### WRITTEN REQUEST
Find the word "component" in the data. Return every line where it appears.

Rows from a figure dataset:
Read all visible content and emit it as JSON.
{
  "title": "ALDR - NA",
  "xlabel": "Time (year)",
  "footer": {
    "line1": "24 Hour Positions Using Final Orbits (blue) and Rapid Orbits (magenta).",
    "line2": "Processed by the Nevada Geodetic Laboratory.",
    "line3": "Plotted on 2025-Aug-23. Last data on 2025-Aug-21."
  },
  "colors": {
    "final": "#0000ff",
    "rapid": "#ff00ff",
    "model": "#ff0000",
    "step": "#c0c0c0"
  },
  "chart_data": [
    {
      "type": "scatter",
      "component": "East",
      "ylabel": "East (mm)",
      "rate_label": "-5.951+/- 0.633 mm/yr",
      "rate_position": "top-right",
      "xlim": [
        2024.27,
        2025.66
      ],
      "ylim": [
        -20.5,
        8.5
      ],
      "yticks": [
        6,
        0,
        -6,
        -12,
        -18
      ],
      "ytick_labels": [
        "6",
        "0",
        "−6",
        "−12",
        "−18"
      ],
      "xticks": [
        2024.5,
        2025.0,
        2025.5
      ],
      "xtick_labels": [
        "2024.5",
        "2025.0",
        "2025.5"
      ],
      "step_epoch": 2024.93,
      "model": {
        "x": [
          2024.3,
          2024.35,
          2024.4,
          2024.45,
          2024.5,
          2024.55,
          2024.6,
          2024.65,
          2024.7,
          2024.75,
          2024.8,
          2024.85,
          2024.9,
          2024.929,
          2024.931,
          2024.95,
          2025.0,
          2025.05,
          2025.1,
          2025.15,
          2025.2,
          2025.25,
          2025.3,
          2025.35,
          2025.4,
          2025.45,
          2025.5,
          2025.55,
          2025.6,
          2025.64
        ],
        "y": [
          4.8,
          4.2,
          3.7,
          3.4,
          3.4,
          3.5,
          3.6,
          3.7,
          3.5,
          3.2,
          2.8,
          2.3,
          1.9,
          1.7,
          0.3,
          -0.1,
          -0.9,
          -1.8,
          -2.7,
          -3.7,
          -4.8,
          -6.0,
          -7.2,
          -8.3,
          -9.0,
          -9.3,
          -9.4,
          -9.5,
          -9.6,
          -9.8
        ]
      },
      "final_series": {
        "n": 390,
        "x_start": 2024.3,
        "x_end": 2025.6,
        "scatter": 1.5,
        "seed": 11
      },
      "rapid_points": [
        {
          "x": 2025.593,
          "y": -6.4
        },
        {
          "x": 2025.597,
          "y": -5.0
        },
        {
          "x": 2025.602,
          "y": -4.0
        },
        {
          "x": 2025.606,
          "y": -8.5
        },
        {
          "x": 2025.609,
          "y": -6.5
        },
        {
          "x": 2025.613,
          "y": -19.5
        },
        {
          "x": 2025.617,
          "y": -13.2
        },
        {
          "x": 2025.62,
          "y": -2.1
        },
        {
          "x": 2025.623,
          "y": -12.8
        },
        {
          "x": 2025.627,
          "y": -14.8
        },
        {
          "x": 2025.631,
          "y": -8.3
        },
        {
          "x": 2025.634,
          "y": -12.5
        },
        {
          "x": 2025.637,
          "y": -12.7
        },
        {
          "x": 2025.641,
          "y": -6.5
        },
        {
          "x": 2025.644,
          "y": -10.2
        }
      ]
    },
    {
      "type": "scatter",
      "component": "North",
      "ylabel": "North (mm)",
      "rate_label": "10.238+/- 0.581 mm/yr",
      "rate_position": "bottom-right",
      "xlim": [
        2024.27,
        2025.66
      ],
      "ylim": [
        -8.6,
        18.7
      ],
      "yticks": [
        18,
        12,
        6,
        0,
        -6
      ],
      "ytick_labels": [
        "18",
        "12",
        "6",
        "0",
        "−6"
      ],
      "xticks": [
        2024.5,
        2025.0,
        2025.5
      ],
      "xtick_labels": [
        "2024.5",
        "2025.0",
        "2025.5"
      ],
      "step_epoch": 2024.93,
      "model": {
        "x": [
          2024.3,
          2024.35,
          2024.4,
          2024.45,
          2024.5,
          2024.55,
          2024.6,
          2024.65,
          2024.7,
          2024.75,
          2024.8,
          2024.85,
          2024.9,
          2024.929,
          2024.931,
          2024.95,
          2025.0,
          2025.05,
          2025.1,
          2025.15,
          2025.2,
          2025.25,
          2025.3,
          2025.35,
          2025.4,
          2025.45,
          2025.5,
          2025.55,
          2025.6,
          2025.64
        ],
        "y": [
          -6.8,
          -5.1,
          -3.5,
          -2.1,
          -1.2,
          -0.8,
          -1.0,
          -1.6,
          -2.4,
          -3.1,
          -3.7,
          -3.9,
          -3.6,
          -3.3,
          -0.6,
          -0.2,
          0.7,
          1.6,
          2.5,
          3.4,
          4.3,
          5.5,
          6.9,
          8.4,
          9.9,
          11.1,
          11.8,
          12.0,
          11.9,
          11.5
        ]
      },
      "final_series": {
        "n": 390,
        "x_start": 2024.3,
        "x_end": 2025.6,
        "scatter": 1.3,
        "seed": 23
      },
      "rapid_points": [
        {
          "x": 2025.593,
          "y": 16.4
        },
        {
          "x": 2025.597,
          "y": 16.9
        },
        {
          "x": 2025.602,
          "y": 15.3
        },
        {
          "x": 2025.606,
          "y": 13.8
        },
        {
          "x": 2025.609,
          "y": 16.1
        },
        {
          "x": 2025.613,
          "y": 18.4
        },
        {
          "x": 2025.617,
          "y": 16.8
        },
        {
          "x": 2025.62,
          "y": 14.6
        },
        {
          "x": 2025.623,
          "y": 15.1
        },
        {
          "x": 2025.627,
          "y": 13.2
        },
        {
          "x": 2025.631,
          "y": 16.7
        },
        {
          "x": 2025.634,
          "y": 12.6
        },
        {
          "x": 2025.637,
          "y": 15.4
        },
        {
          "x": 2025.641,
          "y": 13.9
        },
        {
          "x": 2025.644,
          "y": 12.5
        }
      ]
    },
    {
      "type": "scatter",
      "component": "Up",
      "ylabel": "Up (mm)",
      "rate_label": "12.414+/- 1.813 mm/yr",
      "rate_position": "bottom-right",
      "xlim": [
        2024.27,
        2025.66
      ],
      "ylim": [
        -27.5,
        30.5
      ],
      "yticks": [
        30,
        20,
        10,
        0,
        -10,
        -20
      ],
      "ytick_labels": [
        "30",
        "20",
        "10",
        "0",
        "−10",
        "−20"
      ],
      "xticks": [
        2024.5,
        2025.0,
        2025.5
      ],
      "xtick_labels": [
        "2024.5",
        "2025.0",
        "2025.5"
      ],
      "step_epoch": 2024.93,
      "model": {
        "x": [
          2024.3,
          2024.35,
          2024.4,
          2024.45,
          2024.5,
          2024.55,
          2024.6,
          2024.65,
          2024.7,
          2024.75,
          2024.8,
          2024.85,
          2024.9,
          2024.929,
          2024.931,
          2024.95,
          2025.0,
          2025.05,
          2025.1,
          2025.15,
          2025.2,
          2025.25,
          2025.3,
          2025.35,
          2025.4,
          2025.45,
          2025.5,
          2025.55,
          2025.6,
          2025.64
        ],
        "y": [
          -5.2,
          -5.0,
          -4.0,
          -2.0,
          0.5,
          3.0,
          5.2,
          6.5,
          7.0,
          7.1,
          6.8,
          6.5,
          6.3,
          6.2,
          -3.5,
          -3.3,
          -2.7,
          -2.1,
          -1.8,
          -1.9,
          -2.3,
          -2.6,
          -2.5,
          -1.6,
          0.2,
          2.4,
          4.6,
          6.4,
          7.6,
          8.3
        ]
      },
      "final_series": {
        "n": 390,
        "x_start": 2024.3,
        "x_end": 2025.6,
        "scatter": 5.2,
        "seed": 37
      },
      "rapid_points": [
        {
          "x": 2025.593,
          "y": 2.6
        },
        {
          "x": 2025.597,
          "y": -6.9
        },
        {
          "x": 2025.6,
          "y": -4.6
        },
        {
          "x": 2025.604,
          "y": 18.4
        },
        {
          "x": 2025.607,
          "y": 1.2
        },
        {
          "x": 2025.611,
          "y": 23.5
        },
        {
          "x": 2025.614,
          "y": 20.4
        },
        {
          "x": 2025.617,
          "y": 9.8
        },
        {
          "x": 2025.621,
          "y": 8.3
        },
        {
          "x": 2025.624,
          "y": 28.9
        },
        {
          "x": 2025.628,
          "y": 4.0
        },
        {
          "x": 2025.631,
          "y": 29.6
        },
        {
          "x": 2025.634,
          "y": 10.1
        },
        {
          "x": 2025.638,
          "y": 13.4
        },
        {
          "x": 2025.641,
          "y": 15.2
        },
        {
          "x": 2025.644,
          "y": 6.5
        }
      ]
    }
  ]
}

### THE OUTPUT
      "component": "East",
      "component": "North",
      "component": "Up",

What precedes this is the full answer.